- _Okunacak metin_

┄┄┄┄┄┄

Geri Dön

Opere edilecek meme kanseri hastalarında postoperatif analjezi amacıyla yapılan erektör spina plan bloğu ve buna eklenmiş pektoralis sinir bloğunun etkinliğinin karşılaştırılması

Investigation of the effectiveness of pectoralis nerve block added to erector spinae plane block in breast cancer patients against erector spina plan block alone

  1. Tez No: 807961
  2. Yazar: DAMLA AZAT
  3. Danışmanlar: DR. ÖĞR. ÜYESİ AYHAN ŞAHİN
  4. Tez Türü: Tıpta Uzmanlık
  5. Konular: Anestezi ve Reanimasyon, Anesthesiology and Reanimation
  6. Anahtar Kelimeler: Belirtilmemiş.
  7. Yıl: 2023
  8. Dil: Türkçe
  9. Üniversite: Tekirdağ Namık Kemal Üniversitesi
  10. Enstitü: Tıp Fakültesi
  11. Ana Bilim Dalı: Anesteziyoloji ve Reanimasyon Ana Bilim Dalı
  12. Bilim Dalı: Belirtilmemiş.

┄┄┄┄┄┄

- _Sağlanan veriler_
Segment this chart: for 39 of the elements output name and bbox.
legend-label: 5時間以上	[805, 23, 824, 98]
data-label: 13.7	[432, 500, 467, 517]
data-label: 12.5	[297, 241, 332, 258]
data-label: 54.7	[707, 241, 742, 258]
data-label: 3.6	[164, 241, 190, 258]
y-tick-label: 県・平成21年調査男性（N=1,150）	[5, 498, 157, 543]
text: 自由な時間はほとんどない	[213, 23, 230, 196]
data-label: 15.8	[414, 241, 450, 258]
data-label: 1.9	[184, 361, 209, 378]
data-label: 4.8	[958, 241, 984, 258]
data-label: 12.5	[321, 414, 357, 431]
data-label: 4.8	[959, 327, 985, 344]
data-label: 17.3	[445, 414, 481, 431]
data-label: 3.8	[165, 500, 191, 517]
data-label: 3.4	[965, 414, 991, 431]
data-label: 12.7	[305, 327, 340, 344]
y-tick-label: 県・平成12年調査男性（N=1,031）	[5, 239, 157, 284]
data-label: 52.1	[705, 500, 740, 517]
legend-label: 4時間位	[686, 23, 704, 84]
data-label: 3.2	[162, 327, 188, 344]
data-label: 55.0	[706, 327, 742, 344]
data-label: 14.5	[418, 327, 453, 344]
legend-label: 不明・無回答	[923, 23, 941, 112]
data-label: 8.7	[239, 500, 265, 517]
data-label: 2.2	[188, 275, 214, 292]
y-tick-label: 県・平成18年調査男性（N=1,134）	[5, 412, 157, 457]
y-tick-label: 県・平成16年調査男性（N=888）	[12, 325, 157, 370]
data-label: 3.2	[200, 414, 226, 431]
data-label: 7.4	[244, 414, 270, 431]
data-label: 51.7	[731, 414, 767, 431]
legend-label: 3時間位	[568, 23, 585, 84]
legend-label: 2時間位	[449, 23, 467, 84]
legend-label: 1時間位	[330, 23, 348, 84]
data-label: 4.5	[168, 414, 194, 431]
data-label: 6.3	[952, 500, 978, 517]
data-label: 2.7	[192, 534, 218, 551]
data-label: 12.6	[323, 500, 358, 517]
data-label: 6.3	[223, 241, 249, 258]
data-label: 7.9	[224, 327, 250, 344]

┄┄┄┄┄┄

- _Yapılacak işlemler_
1. Aşağıdaki ifadelerin tez künyesiyle uyuşup uyuşmadığını belirtin. Her biri için evet ya da hayır deyin ve karara götüren sözleri künyeden aynen alıntılayın: (a) Tez İngilizce yazılmıştır. (b) Tezin danışmanı Ayhan Şahin'dir. (c) Tezin anahtar kelimeleri belirtilmiştir.
2. Tez künyesinin "1. Tez No: 807961" ile başlayıp "Anahtar Kelimeler: Belirtilmemiş." ile biten bölümünü, "Tıpta Uzmanlık" yerine "Doktora" koyarak yeniden yazın.
Veriler başka bir kaynaktan alınmıştır.

- _Görev yanıtları_
1.
(a) Hayır: "Dil: Türkçe"
(b) Evet: "Danışmanlar: DR. ÖĞR. ÜYESİ AYHAN ŞAHİN"
(c) Hayır: "Anahtar Kelimeler: Belirtilmemiş."

2.
1. Tez No: 807961
  2. Yazar: DAMLA AZAT
  3. Danışmanlar: DR. ÖĞR. ÜYESİ AYHAN ŞAHİN
  4. Tez Türü: Doktora
  5. Konular: Anestezi ve Reanimasyon, Anesthesiology and Reanimation
  6. Anahtar Kelimeler: Belirtilmemiş.